Goal. Reproduce the records below exactly as given.

Data supplied.
— START —
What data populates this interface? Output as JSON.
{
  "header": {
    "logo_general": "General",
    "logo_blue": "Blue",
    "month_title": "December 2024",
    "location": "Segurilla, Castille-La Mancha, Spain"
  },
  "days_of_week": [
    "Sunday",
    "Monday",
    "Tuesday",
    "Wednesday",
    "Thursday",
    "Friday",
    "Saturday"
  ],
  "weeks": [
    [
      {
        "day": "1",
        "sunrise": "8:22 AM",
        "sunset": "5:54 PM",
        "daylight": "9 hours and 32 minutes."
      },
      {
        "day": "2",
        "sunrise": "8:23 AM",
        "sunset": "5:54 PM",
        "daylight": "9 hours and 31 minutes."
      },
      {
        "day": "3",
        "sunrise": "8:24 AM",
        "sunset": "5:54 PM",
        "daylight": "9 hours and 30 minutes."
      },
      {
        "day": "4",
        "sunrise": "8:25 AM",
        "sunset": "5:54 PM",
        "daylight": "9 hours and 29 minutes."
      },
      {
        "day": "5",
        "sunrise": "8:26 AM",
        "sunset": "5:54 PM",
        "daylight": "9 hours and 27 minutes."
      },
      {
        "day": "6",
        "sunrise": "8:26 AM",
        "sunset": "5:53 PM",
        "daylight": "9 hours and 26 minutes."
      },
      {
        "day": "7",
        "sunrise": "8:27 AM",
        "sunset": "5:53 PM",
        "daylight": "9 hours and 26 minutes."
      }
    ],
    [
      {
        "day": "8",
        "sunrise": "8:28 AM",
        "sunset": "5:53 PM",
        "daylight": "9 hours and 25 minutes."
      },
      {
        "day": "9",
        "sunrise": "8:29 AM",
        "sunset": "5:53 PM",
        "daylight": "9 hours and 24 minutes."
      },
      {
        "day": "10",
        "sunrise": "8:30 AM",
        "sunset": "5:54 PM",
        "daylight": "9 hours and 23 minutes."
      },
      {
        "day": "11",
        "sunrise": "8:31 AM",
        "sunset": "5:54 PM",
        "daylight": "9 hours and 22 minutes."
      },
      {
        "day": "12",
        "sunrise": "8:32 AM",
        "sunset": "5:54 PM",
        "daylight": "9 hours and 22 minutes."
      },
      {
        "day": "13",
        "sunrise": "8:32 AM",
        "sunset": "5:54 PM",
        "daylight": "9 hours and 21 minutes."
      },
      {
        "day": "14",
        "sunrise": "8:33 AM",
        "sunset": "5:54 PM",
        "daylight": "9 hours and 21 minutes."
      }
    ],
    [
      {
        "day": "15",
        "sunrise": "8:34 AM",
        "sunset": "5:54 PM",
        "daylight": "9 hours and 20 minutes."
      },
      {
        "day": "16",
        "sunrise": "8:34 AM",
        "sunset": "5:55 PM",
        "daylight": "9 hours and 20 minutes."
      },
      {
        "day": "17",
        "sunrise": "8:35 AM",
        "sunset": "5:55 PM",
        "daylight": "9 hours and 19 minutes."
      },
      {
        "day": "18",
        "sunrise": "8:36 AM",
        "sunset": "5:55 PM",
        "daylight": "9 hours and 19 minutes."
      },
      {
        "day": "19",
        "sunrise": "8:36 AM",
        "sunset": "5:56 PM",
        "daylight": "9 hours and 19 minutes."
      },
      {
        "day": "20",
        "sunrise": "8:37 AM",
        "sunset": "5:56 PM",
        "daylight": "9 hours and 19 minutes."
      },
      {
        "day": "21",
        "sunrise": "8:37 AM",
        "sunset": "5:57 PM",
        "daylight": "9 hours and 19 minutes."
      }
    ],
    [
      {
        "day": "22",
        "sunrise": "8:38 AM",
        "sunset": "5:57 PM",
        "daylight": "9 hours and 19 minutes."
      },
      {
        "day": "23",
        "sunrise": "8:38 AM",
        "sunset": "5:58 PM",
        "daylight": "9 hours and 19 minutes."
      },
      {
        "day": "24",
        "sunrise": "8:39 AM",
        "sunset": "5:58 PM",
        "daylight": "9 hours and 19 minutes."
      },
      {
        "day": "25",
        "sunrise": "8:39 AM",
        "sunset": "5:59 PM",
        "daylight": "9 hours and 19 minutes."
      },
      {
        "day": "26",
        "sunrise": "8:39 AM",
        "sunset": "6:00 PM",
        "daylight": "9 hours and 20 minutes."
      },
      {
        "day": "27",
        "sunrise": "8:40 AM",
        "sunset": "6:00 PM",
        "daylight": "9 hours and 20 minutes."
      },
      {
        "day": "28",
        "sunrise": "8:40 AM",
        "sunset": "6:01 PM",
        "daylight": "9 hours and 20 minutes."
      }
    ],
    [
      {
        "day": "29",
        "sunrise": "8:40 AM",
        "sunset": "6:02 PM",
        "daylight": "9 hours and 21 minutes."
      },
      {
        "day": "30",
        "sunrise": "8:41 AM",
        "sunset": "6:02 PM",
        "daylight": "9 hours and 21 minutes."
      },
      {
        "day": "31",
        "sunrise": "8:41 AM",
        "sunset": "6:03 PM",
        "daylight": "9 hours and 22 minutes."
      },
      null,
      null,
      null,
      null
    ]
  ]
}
— END —
Output for this exercise.
What data populates this interface? Output as JSON.
{
  "header": {
    "logo_general": "General",
    "logo_blue": "Blue",
    "month_title": "December 2024",
    "location": "Segurilla, Castille-La Mancha, Spain"
  },
  "days_of_week": [
    "Sunday",
    "Monday",
    "Tuesday",
    "Wednesday",
    "Thursday",
    "Friday",
    "Saturday"
  ],
  "weeks": [
    [
      {
        "day": "1",
        "sunrise": "8:22 AM",
        "sunset": "5:54 PM",
        "daylight": "9 hours and 32 minutes."
      },
      {
        "day": "2",
        "sunrise": "8:23 AM",
        "sunset": "5:54 PM",
        "daylight": "9 hours and 31 minutes."
      },
      {
        "day": "3",
        "sunrise": "8:24 AM",
        "sunset": "5:54 PM",
        "daylight": "9 hours and 30 minutes."
      },
      {
        "day": "4",
        "sunrise": "8:25 AM",
        "sunset": "5:54 PM",
        "daylight": "9 hours and 29 minutes."
      },
      {
        "day": "5",
        "sunrise": "8:26 AM",
        "sunset": "5:54 PM",
        "daylight": "9 hours and 27 minutes."
      },
      {
        "day": "6",
        "sunrise": "8:26 AM",
        "sunset": "5:53 PM",
        "daylight": "9 hours and 26 minutes."
      },
      {
        "day": "7",
        "sunrise": "8:27 AM",
        "sunset": "5:53 PM",
        "daylight": "9 hours and 26 minutes."
      }
    ],
    [
      {
        "day": "8",
        "sunrise": "8:28 AM",
        "sunset": "5:53 PM",
        "daylight": "9 hours and 25 minutes."
      },
      {
        "day": "9",
        "sunrise": "8:29 AM",
        "sunset": "5:53 PM",
        "daylight": "9 hours and 24 minutes."
      },
      {
        "day": "10",
        "sunrise": "8:30 AM",
        "sunset": "5:54 PM",
        "daylight": "9 hours and 23 minutes."
      },
      {
        "day": "11",
        "sunrise": "8:31 AM",
        "sunset": "5:54 PM",
        "daylight": "9 hours and 22 minutes."
      },
      {
        "day": "12",
        "sunrise": "8:32 AM",
        "sunset": "5:54 PM",
        "daylight": "9 hours and 22 minutes."
      },
      {
        "day": "13",
        "sunrise": "8:32 AM",
        "sunset": "5:54 PM",
        "daylight": "9 hours and 21 minutes."
      },
      {
        "day": "14",
        "sunrise": "8:33 AM",
        "sunset": "5:54 PM",
        "daylight": "9 hours and 21 minutes."
      }
    ],
    [
      {
        "day": "15",
        "sunrise": "8:34 AM",
        "sunset": "5:54 PM",
        "daylight": "9 hours and 20 minutes."
      },
      {
        "day": "16",
        "sunrise": "8:34 AM",
        "sunset": "5:55 PM",
        "daylight": "9 hours and 20 minutes."
      },
      {
        "day": "17",
        "sunrise": "8:35 AM",
        "sunset": "5:55 PM",
        "daylight": "9 hours and 19 minutes."
      },
      {
        "day": "18",
        "sunrise": "8:36 AM",
        "sunset": "5:55 PM",
        "daylight": "9 hours and 19 minutes."
      },
      {
        "day": "19",
        "sunrise": "8:36 AM",
        "sunset": "5:56 PM",
        "daylight": "9 hours and 19 minutes."
      },
      {
        "day": "20",
        "sunrise": "8:37 AM",
        "sunset": "5:56 PM",
        "daylight": "9 hours and 19 minutes."
      },
      {
        "day": "21",
        "sunrise": "8:37 AM",
        "sunset": "5:57 PM",
        "daylight": "9 hours and 19 minutes."
      }
    ],
    [
      {
        "day": "22",
        "sunrise": "8:38 AM",
        "sunset": "5:57 PM",
        "daylight": "9 hours and 19 minutes."
      },
      {
        "day": "23",
        "sunrise": "8:38 AM",
        "sunset": "5:58 PM",
        "daylight": "9 hours and 19 minutes."
      },
      {
        "day": "24",
        "sunrise": "8:39 AM",
        "sunset": "5:58 PM",
        "daylight": "9 hours and 19 minutes."
      },
      {
        "day": "25",
        "sunrise": "8:39 AM",
        "sunset": "5:59 PM",
        "daylight": "9 hours and 19 minutes."
      },
      {
        "day": "26",
        "sunrise": "8:39 AM",
        "sunset": "6:00 PM",
        "daylight": "9 hours and 20 minutes."
      },
      {
        "day": "27",
        "sunrise": "8:40 AM",
        "sunset": "6:00 PM",
        "daylight": "9 hours and 20 minutes."
      },
      {
        "day": "28",
        "sunrise": "8:40 AM",
        "sunset": "6:01 PM",
        "daylight": "9 hours and 20 minutes."
      }
    ],
    [
      {
        "day": "29",
        "sunrise": "8:40 AM",
        "sunset": "6:02 PM",
        "daylight": "9 hours and 21 minutes."
      },
      {
        "day": "30",
        "sunrise": "8:41 AM",
        "sunset": "6:02 PM",
        "daylight": "9 hours and 21 minutes."
      },
      {
        "day": "31",
        "sunrise": "8:41 AM",
        "sunset": "6:03 PM",
        "daylight": "9 hours and 22 minutes."
      },
      null,
      null,
      null,
      null
    ]
  ]
}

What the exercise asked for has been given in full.